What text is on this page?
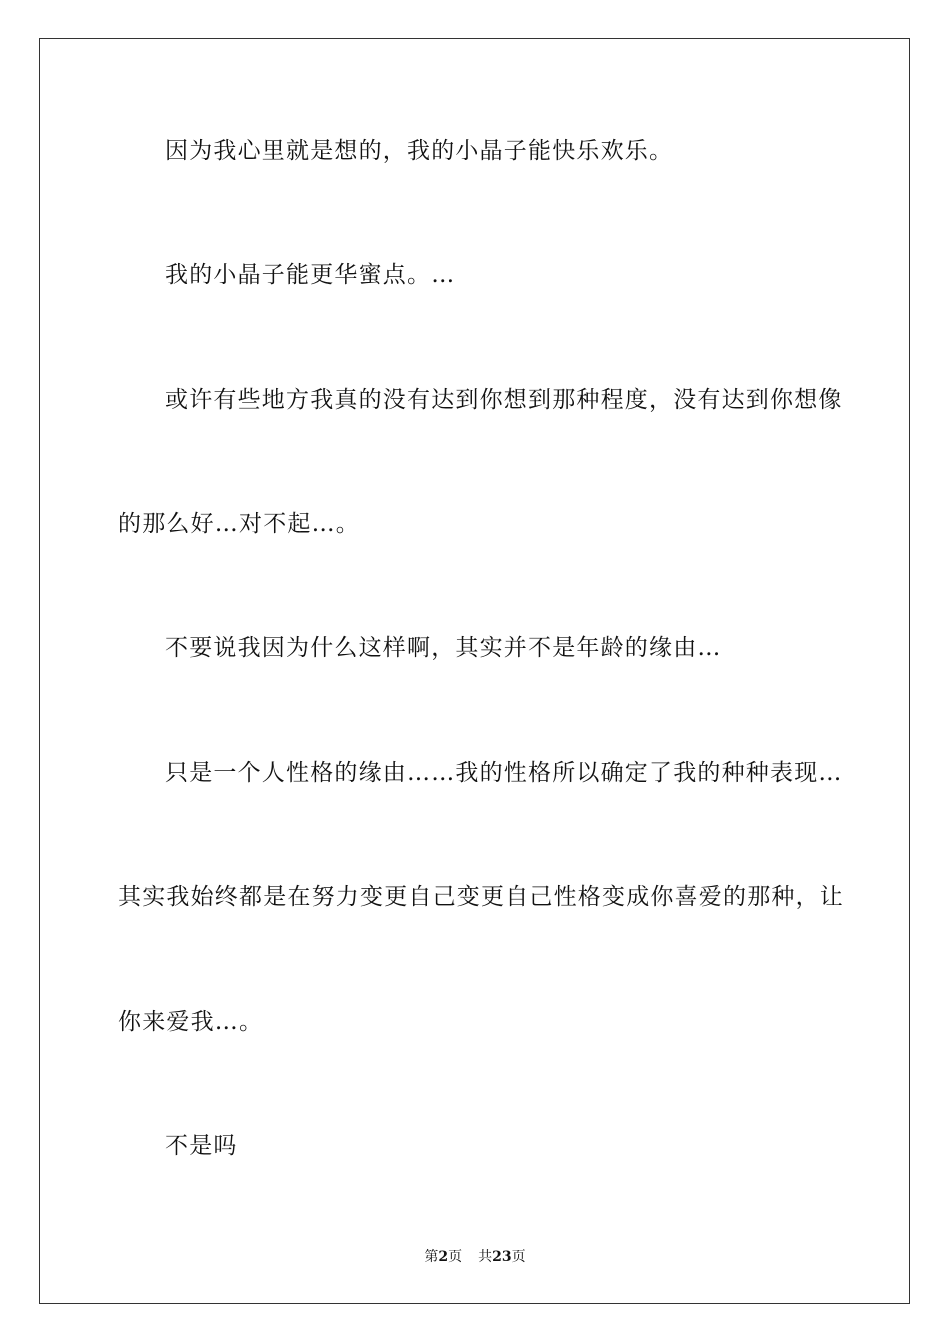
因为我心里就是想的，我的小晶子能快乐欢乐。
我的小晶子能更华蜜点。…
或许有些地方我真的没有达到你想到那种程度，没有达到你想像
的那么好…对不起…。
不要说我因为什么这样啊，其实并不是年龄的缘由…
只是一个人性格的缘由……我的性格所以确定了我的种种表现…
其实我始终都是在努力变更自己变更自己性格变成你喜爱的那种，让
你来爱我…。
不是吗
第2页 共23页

☆ ☆ ☆ ☆ ☆

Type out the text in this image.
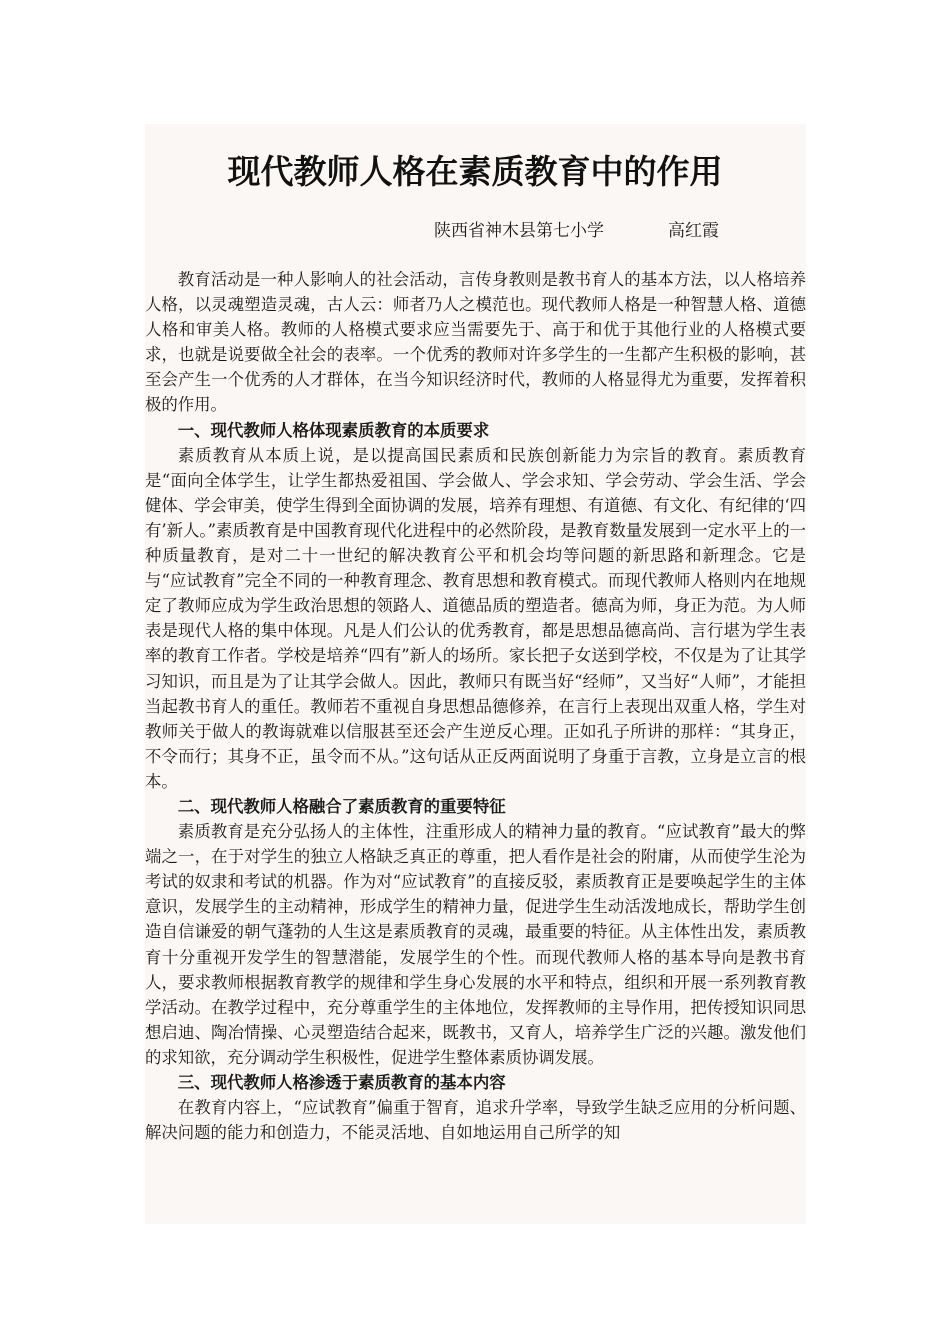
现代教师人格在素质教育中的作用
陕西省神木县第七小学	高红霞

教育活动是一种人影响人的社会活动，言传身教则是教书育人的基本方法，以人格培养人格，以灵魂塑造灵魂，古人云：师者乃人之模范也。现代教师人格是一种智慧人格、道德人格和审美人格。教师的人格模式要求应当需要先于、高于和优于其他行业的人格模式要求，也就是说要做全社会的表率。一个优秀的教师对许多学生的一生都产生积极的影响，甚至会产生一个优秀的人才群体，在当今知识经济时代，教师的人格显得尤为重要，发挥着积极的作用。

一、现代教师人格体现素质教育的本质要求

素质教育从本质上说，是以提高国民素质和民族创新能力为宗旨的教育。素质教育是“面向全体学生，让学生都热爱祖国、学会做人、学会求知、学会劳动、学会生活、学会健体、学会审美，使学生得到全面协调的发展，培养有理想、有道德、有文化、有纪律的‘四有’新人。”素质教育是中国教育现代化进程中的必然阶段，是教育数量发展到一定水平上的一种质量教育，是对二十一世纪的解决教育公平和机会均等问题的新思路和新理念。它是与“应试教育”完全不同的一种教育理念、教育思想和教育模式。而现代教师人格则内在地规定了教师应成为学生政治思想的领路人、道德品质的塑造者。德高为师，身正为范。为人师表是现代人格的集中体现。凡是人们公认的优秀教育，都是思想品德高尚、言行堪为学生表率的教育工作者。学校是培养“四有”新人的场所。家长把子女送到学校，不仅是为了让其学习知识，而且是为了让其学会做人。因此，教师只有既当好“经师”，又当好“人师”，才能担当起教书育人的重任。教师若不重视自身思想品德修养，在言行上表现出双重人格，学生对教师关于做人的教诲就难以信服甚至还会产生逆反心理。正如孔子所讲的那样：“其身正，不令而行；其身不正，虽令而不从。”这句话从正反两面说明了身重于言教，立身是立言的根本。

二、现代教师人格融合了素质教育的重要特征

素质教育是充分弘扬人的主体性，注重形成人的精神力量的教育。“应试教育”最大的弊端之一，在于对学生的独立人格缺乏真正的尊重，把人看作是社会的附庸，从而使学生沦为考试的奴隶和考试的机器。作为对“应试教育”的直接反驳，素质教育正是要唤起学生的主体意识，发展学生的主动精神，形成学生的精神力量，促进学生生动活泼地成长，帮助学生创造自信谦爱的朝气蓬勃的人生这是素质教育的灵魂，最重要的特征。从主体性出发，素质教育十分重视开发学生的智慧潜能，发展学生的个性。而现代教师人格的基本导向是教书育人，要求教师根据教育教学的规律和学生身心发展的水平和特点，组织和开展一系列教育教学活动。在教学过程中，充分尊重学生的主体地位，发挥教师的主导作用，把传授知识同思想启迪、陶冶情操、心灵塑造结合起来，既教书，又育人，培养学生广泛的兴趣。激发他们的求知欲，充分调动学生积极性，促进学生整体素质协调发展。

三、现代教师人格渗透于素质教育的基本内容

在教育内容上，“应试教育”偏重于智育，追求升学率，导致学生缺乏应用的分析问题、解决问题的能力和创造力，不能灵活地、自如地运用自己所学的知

☆ ☆ ☆ ☆ ☆

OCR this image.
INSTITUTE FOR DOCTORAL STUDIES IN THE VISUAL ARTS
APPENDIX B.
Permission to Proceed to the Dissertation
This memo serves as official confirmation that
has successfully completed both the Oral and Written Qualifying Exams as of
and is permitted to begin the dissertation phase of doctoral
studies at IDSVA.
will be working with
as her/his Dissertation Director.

☆ ☆ ☆ ☆ ☆

[Requirements]: From the listing above, report the number of lines containing the string "text", without any accompanying remarks.

[Expected answer]: 2